EXERCISE OBJECTIVE – Find how many lines in the data below mention "farm". Give the number only.

INFORMATION GIVEN –
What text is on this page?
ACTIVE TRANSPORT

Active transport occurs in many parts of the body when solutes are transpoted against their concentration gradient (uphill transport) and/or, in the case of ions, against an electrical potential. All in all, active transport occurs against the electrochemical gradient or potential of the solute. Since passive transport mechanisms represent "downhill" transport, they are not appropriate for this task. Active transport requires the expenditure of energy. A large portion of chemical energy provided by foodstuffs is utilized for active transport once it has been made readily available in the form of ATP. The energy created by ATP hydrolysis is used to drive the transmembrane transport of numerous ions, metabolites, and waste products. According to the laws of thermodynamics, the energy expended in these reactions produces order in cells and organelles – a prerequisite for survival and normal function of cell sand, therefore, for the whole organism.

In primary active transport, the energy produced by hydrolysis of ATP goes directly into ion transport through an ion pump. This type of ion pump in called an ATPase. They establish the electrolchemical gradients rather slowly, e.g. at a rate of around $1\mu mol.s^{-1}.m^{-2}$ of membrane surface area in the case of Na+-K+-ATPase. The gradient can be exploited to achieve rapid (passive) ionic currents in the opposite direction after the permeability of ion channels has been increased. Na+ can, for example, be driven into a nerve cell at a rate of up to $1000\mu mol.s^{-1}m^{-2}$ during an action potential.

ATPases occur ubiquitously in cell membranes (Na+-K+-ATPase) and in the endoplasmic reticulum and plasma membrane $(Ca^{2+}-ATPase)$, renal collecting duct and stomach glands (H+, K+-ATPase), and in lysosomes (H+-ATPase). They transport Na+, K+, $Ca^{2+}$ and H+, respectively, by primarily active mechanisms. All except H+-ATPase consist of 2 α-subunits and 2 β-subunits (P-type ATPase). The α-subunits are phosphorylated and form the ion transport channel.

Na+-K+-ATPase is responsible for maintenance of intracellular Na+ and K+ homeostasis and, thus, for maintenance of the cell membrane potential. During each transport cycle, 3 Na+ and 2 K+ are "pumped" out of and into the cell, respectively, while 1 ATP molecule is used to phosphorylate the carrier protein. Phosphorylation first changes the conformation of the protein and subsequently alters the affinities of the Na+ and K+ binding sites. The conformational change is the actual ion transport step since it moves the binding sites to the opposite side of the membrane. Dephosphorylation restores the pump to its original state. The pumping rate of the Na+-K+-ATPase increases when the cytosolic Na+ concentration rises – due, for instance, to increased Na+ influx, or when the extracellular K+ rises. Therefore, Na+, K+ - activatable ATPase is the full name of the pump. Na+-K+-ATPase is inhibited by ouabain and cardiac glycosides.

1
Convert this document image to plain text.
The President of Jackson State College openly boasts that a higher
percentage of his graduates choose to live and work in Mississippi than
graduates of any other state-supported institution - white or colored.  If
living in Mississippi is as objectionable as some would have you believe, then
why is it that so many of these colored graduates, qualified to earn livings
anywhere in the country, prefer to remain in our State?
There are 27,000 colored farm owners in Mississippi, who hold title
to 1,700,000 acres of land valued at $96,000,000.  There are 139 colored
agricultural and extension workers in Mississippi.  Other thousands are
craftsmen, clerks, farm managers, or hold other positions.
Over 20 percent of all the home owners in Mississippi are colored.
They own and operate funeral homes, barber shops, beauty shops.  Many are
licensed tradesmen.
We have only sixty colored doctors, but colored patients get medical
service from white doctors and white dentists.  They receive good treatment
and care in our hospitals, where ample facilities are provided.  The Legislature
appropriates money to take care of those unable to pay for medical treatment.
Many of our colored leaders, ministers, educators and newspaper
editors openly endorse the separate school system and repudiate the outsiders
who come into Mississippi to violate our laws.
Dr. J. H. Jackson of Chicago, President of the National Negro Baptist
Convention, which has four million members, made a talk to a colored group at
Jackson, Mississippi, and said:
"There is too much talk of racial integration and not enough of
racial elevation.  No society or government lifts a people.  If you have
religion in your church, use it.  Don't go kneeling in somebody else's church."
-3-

OUTPUT FOR THIS EXERCISE – 2